**Document excerpt**
Dementia and ‘aging in place’: reconstructing interactional ordinariness at home — The Association Specialists

Dementia and ‘aging in place’: reconstructing interactional ordinariness at home (20274)

Fengzhi Zhao 1 , Qingwei Wang 2
  1. Department of Applied Linguistics, Xi'an Jiaotong-Liverpool University, Suzhou, China
  2. HeXie Management Research Centre , Xi'an Jiaotong-Liverpool University , Suzhou , China

Language in general has been clinically identified as both a key indicator in the diagnose of dementia diseases, and a measure of intervention in their treatments. However, deviant from a language & cognition paradigm, this paper sets off from a more sociolinguistic perspective informed by seminal studies by Hamilton (1994, 2008, 2019) and many others, and concerns itself with the question of how people living with dementia diseases stay socially connected in interactions despite their cognitive struggles, and how wider interactional contexts, especially the physical and spatial ones, play a part. Based on ethnographic and video data collected through two pilot home visits to two seniors living with Alzheimer diseases in Shanghai (as part of a larger interdisciplinary project on senior care practices in urban China), this study is particularly interested in how the setting of home influences the elders’ socialization with their families, professional healthcare workers, as well as the researchers. Preliminary interactional and ethnographic analysis highlights the agency of the seniors to ‘behave’ themselves when ‘having a guest at home’, such as being more cooperative in conversations than normal, and actively offering their hospitality to make their ‘guests’ feel more comfortable. The 'automatized’ practice (Hamilton, 1994) of these politeness norms culturally specific in Chinese context somewhat help them restore an interactional ordinariness with their conversation partners. The constructed social identity as the ‘host’ in the particular spatial setting of ‘home’ also helps to maintain their social esteem as ‘care attendant’ rather than the mere ‘care receiver’, and hence in a sense a means of resistance to the over-accommodating style of the typical ‘elderspeak’. By attending to the specific spatial contexts of these naturally occurring interactions, this study hopes to contribute to sociolinguistic enquiries on the neurodiverse ordinariness in interactional practices with wider interdisciplinary insights.

 

 

 

 

 

 

 

  1. Hamilton, H. E. (1994). Conversations with an Alzheimer’s Patient: An Interactional Sociolinguistic Study. Cambridge University Press.
  2. Hamilton, H. E. (2008). Language and dementia: Sociolinguistic aspects. Annual Review of Applied Linguistics, 28, 91-110.
  3. Hamilton, H. E. (2019). Language, dementia and meaning making. Palgrave Macmillan.

**Questions on the material**
1/ Sum up the dementia abstract in two sentences.
2/ Copy word for word the part of the dementia abstract starting with "1. Hamilton, H." and going on through "Linguistics, 28, 91-110.".
3/ In the dementia abstract, in which city were the two home visits made?

**Data records**
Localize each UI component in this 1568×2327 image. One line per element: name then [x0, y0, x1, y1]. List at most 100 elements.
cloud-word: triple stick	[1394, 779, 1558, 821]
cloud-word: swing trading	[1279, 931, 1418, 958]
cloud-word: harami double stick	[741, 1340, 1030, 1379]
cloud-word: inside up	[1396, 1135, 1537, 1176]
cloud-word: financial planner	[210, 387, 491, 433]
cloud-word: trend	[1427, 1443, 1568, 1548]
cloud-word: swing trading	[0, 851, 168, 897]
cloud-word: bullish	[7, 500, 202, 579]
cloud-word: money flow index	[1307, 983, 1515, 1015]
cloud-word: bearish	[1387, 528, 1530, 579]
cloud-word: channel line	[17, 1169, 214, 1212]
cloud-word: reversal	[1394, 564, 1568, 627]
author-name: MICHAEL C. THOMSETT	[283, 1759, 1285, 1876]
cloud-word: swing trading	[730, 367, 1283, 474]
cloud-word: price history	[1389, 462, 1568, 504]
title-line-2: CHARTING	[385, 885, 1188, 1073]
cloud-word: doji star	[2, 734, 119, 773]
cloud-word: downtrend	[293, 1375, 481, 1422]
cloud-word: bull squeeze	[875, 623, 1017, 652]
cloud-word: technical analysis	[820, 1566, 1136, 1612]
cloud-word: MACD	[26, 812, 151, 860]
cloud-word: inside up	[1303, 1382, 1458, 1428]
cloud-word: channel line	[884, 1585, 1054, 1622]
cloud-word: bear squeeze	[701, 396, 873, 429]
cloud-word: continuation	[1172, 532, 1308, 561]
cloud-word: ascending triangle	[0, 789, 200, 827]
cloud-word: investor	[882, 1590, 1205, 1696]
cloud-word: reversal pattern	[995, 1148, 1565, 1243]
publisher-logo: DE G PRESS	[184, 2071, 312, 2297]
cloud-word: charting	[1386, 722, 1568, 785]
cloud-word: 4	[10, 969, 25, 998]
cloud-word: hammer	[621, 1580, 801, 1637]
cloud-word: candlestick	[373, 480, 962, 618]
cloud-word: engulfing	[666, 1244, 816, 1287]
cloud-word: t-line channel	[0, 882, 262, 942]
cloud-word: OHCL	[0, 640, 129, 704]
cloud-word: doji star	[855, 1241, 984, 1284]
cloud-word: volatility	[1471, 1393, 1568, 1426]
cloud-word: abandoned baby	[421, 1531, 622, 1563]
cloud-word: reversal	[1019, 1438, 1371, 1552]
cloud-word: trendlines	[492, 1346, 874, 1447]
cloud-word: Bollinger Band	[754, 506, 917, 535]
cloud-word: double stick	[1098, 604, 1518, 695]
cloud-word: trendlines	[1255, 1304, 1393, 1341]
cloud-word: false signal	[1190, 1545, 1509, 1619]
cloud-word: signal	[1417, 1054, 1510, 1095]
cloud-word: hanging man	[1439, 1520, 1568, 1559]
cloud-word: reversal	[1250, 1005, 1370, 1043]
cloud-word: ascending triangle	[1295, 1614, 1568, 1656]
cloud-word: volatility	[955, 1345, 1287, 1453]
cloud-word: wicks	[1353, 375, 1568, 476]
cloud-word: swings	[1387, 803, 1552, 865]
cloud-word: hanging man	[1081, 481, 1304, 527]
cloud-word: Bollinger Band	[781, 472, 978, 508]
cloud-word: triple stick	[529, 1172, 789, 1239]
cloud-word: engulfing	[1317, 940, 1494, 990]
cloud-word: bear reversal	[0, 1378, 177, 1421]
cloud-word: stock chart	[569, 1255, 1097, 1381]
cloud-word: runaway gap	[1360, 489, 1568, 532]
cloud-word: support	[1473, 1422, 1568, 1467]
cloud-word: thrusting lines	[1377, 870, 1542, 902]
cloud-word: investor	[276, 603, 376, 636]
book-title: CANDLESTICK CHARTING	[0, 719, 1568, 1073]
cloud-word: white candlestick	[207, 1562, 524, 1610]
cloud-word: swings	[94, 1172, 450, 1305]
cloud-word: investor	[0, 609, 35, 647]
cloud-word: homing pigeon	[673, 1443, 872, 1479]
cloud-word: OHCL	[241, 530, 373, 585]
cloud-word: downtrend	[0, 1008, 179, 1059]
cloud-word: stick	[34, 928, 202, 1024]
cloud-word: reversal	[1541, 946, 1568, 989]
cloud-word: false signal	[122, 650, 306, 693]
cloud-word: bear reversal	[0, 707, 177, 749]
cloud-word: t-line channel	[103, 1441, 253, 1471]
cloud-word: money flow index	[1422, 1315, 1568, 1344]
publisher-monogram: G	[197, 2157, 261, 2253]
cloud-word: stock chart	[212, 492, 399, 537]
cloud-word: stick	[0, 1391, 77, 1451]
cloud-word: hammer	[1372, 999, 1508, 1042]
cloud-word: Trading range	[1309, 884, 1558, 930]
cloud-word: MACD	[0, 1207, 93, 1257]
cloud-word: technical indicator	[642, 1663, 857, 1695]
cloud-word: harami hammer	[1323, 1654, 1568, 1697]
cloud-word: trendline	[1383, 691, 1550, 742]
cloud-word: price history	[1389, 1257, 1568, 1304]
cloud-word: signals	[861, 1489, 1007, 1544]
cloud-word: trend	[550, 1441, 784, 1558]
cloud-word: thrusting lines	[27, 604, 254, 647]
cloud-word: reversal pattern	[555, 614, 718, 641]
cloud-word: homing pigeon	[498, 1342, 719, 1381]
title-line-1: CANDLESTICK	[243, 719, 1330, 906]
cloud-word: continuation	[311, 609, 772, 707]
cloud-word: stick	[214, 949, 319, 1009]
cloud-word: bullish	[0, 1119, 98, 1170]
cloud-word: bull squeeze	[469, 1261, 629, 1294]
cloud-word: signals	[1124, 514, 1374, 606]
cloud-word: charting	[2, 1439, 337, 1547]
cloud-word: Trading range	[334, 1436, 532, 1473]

**Completed exercise**
1/ Using ethnographic and video data from two pilot home visits to two seniors living with Alzheimer's in Shanghai, the study asks how people with dementia stay socially connected in conversation and how the home setting shapes their interactions. Early analysis shows the seniors acting as polite hosts to their "guests," which helps restore ordinary interaction and keeps their standing as "care attendant" rather than mere "care receiver," a form of resistance to overly accommodating "elderspeak."

2/
1. Hamilton, H. E. (1994). Conversations with an Alzheimer’s Patient: An Interactional Sociolinguistic Study. Cambridge University Press.
  2. Hamilton, H. E. (2008). Language and dementia: Sociolinguistic aspects. Annual Review of Applied Linguistics, 28, 91-110.

3/ Shanghai